**Problem to solve**
Update the rows below by replacing every "deltae-cell" with "delta-e-cell", leaving everything else as it is.

(Data entries)
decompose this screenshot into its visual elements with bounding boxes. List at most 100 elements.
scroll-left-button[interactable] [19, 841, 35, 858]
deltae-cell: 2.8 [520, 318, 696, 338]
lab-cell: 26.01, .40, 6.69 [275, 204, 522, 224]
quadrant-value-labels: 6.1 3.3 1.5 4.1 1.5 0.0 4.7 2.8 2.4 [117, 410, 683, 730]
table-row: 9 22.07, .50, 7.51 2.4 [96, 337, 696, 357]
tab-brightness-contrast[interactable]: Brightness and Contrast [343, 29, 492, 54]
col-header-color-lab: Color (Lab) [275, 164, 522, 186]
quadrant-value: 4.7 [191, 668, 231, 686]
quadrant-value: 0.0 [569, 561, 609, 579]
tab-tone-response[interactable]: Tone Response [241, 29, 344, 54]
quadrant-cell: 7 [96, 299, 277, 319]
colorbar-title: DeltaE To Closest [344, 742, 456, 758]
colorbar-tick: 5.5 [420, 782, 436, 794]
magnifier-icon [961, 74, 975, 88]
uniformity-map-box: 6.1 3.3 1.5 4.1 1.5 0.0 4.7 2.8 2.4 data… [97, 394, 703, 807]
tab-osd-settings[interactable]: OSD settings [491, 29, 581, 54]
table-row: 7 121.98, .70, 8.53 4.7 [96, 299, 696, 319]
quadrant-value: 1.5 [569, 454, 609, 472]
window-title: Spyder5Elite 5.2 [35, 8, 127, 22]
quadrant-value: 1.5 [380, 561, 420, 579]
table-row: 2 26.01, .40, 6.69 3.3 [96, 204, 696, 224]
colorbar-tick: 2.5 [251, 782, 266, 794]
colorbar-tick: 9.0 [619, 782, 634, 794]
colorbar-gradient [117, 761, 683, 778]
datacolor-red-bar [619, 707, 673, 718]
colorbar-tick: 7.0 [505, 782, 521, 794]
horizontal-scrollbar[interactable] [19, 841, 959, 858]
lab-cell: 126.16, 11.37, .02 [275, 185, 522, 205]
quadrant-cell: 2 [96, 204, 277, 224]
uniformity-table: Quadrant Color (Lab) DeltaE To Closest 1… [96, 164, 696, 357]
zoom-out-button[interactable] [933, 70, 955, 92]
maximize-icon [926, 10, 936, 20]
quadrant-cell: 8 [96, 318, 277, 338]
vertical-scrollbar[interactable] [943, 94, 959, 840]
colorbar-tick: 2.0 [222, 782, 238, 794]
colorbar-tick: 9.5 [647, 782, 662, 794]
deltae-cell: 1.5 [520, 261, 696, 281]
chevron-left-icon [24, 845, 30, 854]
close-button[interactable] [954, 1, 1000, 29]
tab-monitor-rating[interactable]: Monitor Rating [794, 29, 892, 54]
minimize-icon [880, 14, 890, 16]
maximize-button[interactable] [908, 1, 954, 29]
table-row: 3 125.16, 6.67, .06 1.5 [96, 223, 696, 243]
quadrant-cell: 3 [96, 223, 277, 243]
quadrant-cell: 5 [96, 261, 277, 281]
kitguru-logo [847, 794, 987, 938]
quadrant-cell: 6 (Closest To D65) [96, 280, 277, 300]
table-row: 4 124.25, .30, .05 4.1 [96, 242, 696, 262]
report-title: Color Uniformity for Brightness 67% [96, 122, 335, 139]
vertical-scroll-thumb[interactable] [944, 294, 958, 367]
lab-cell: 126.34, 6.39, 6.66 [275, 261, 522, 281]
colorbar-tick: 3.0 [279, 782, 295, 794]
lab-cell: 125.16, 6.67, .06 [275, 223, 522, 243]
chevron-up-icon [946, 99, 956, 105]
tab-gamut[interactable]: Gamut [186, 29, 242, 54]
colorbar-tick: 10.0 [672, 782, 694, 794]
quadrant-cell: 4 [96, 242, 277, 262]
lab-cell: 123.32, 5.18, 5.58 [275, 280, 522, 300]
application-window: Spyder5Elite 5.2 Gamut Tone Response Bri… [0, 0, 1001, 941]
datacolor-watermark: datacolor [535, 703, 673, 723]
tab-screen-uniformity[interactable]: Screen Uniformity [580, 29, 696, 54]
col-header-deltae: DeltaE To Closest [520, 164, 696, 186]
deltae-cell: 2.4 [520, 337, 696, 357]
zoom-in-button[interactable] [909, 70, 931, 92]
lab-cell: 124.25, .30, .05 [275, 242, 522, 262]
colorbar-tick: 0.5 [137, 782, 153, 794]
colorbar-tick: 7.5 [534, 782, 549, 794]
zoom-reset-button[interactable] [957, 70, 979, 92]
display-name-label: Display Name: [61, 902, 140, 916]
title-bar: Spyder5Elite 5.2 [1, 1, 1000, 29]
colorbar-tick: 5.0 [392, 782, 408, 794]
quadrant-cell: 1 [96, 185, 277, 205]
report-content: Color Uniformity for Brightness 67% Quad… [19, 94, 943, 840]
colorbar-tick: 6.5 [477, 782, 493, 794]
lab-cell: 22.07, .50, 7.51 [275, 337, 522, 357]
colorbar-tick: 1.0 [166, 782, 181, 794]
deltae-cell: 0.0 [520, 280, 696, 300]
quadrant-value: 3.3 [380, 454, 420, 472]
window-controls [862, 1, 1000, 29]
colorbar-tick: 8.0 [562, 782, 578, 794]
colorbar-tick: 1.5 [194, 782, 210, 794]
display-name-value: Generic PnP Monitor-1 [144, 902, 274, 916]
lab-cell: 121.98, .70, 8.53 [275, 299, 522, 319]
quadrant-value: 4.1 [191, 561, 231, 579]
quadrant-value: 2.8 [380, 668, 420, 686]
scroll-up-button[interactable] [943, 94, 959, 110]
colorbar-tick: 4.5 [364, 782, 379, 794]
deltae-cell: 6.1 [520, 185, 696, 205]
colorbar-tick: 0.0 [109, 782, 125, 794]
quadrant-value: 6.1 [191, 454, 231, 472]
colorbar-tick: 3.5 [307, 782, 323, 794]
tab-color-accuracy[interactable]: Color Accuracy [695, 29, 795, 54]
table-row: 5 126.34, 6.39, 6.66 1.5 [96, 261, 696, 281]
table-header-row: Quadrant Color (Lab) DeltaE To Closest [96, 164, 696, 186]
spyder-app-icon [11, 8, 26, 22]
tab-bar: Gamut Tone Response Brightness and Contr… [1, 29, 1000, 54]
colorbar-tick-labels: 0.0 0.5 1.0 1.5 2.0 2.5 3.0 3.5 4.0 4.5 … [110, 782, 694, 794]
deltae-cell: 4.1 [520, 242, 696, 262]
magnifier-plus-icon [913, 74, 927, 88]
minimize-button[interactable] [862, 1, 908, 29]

**Worked solution**
decompose this screenshot into its visual elements with bounding boxes. List at most 100 elements.
scroll-left-button[interactable] [19, 841, 35, 858]
delta-e-cell: 2.8 [520, 318, 696, 338]
lab-cell: 26.01, .40, 6.69 [275, 204, 522, 224]
quadrant-value-labels: 6.1 3.3 1.5 4.1 1.5 0.0 4.7 2.8 2.4 [117, 410, 683, 730]
table-row: 9 22.07, .50, 7.51 2.4 [96, 337, 696, 357]
tab-brightness-contrast[interactable]: Brightness and Contrast [343, 29, 492, 54]
col-header-color-lab: Color (Lab) [275, 164, 522, 186]
quadrant-value: 4.7 [191, 668, 231, 686]
quadrant-value: 0.0 [569, 561, 609, 579]
tab-tone-response[interactable]: Tone Response [241, 29, 344, 54]
quadrant-cell: 7 [96, 299, 277, 319]
colorbar-title: DeltaE To Closest [344, 742, 456, 758]
colorbar-tick: 5.5 [420, 782, 436, 794]
magnifier-icon [961, 74, 975, 88]
uniformity-map-box: 6.1 3.3 1.5 4.1 1.5 0.0 4.7 2.8 2.4 data… [97, 394, 703, 807]
tab-osd-settings[interactable]: OSD settings [491, 29, 581, 54]
table-row: 7 121.98, .70, 8.53 4.7 [96, 299, 696, 319]
quadrant-value: 1.5 [569, 454, 609, 472]
window-title: Spyder5Elite 5.2 [35, 8, 127, 22]
quadrant-value: 1.5 [380, 561, 420, 579]
table-row: 2 26.01, .40, 6.69 3.3 [96, 204, 696, 224]
colorbar-tick: 2.5 [251, 782, 266, 794]
colorbar-tick: 9.0 [619, 782, 634, 794]
colorbar-gradient [117, 761, 683, 778]
datacolor-red-bar [619, 707, 673, 718]
colorbar-tick: 7.0 [505, 782, 521, 794]
horizontal-scrollbar[interactable] [19, 841, 959, 858]
lab-cell: 126.16, 11.37, .02 [275, 185, 522, 205]
quadrant-cell: 2 [96, 204, 277, 224]
uniformity-table: Quadrant Color (Lab) DeltaE To Closest 1… [96, 164, 696, 357]
zoom-out-button[interactable] [933, 70, 955, 92]
maximize-icon [926, 10, 936, 20]
quadrant-cell: 8 [96, 318, 277, 338]
vertical-scrollbar[interactable] [943, 94, 959, 840]
colorbar-tick: 2.0 [222, 782, 238, 794]
colorbar-tick: 9.5 [647, 782, 662, 794]
delta-e-cell: 1.5 [520, 261, 696, 281]
chevron-left-icon [24, 845, 30, 854]
close-button[interactable] [954, 1, 1000, 29]
tab-monitor-rating[interactable]: Monitor Rating [794, 29, 892, 54]
minimize-icon [880, 14, 890, 16]
maximize-button[interactable] [908, 1, 954, 29]
table-row: 3 125.16, 6.67, .06 1.5 [96, 223, 696, 243]
quadrant-cell: 3 [96, 223, 277, 243]
quadrant-cell: 5 [96, 261, 277, 281]
kitguru-logo [847, 794, 987, 938]
quadrant-cell: 6 (Closest To D65) [96, 280, 277, 300]
table-row: 4 124.25, .30, .05 4.1 [96, 242, 696, 262]
report-title: Color Uniformity for Brightness 67% [96, 122, 335, 139]
vertical-scroll-thumb[interactable] [944, 294, 958, 367]
lab-cell: 126.34, 6.39, 6.66 [275, 261, 522, 281]
colorbar-tick: 3.0 [279, 782, 295, 794]
lab-cell: 125.16, 6.67, .06 [275, 223, 522, 243]
chevron-up-icon [946, 99, 956, 105]
tab-gamut[interactable]: Gamut [186, 29, 242, 54]
colorbar-tick: 10.0 [672, 782, 694, 794]
quadrant-cell: 4 [96, 242, 277, 262]
lab-cell: 123.32, 5.18, 5.58 [275, 280, 522, 300]
application-window: Spyder5Elite 5.2 Gamut Tone Response Bri… [0, 0, 1001, 941]
datacolor-watermark: datacolor [535, 703, 673, 723]
tab-screen-uniformity[interactable]: Screen Uniformity [580, 29, 696, 54]
col-header-deltae: DeltaE To Closest [520, 164, 696, 186]
delta-e-cell: 2.4 [520, 337, 696, 357]
zoom-in-button[interactable] [909, 70, 931, 92]
lab-cell: 124.25, .30, .05 [275, 242, 522, 262]
colorbar-tick: 0.5 [137, 782, 153, 794]
colorbar-tick: 7.5 [534, 782, 549, 794]
zoom-reset-button[interactable] [957, 70, 979, 92]
display-name-label: Display Name: [61, 902, 140, 916]
title-bar: Spyder5Elite 5.2 [1, 1, 1000, 29]
colorbar-tick: 5.0 [392, 782, 408, 794]
quadrant-cell: 1 [96, 185, 277, 205]
report-content: Color Uniformity for Brightness 67% Quad… [19, 94, 943, 840]
colorbar-tick: 6.5 [477, 782, 493, 794]
lab-cell: 22.07, .50, 7.51 [275, 337, 522, 357]
colorbar-tick: 1.0 [166, 782, 181, 794]
delta-e-cell: 0.0 [520, 280, 696, 300]
quadrant-value: 3.3 [380, 454, 420, 472]
window-controls [862, 1, 1000, 29]
colorbar-tick: 8.0 [562, 782, 578, 794]
colorbar-tick: 1.5 [194, 782, 210, 794]
display-name-value: Generic PnP Monitor-1 [144, 902, 274, 916]
lab-cell: 121.98, .70, 8.53 [275, 299, 522, 319]
quadrant-value: 4.1 [191, 561, 231, 579]
quadrant-value: 2.8 [380, 668, 420, 686]
scroll-up-button[interactable] [943, 94, 959, 110]
colorbar-tick: 4.5 [364, 782, 379, 794]
delta-e-cell: 6.1 [520, 185, 696, 205]
colorbar-tick: 0.0 [109, 782, 125, 794]
quadrant-value: 6.1 [191, 454, 231, 472]
colorbar-tick: 3.5 [307, 782, 323, 794]
tab-color-accuracy[interactable]: Color Accuracy [695, 29, 795, 54]
table-row: 5 126.34, 6.39, 6.66 1.5 [96, 261, 696, 281]
table-header-row: Quadrant Color (Lab) DeltaE To Closest [96, 164, 696, 186]
spyder-app-icon [11, 8, 26, 22]
tab-bar: Gamut Tone Response Brightness and Contr… [1, 29, 1000, 54]
colorbar-tick-labels: 0.0 0.5 1.0 1.5 2.0 2.5 3.0 3.5 4.0 4.5 … [110, 782, 694, 794]
delta-e-cell: 4.1 [520, 242, 696, 262]
magnifier-plus-icon [913, 74, 927, 88]
minimize-button[interactable] [862, 1, 908, 29]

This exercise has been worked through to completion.